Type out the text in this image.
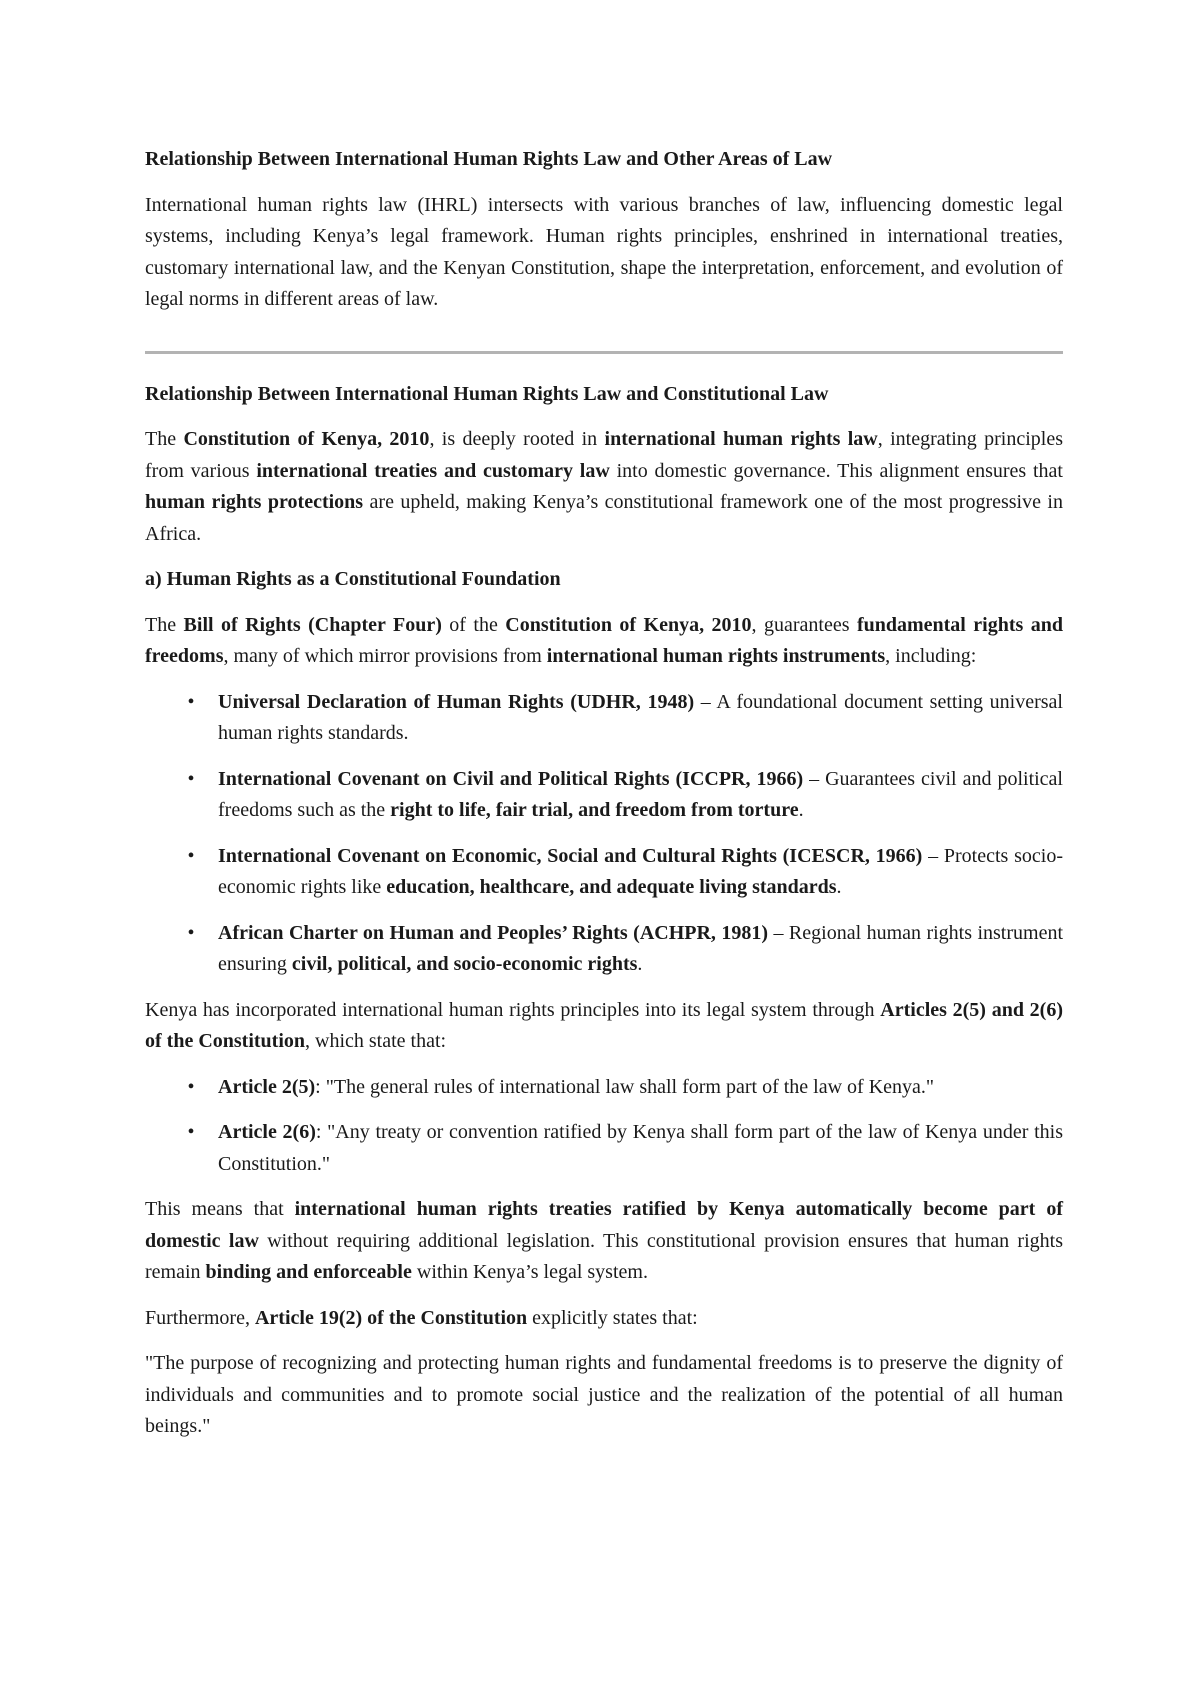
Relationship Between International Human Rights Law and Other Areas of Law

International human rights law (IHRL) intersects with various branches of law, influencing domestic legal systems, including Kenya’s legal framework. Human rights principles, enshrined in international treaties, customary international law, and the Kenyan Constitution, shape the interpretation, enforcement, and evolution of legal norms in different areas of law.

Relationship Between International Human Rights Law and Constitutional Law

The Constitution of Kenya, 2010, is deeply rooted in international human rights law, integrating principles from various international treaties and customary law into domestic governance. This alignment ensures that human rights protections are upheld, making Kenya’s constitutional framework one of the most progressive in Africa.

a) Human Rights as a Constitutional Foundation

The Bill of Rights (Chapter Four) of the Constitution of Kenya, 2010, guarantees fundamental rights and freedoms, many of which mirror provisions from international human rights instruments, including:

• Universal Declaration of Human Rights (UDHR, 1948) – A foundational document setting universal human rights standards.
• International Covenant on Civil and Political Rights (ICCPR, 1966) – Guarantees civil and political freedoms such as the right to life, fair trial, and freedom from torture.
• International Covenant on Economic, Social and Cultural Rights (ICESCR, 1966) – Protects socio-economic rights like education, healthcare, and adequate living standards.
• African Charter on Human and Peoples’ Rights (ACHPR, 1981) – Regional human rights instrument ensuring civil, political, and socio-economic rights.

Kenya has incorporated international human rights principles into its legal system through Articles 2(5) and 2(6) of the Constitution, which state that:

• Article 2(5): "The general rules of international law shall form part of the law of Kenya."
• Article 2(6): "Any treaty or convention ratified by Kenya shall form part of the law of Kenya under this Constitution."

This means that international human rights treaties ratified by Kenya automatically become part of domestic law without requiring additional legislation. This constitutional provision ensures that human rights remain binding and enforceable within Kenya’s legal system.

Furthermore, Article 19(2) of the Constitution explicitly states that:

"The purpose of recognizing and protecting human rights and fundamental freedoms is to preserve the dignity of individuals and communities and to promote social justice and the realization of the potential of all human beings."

━━━

◆ EXERCISE DETAILS: Give the count of lines holding the word "form" and nothing more.

◆ WORKED ANSWER: 2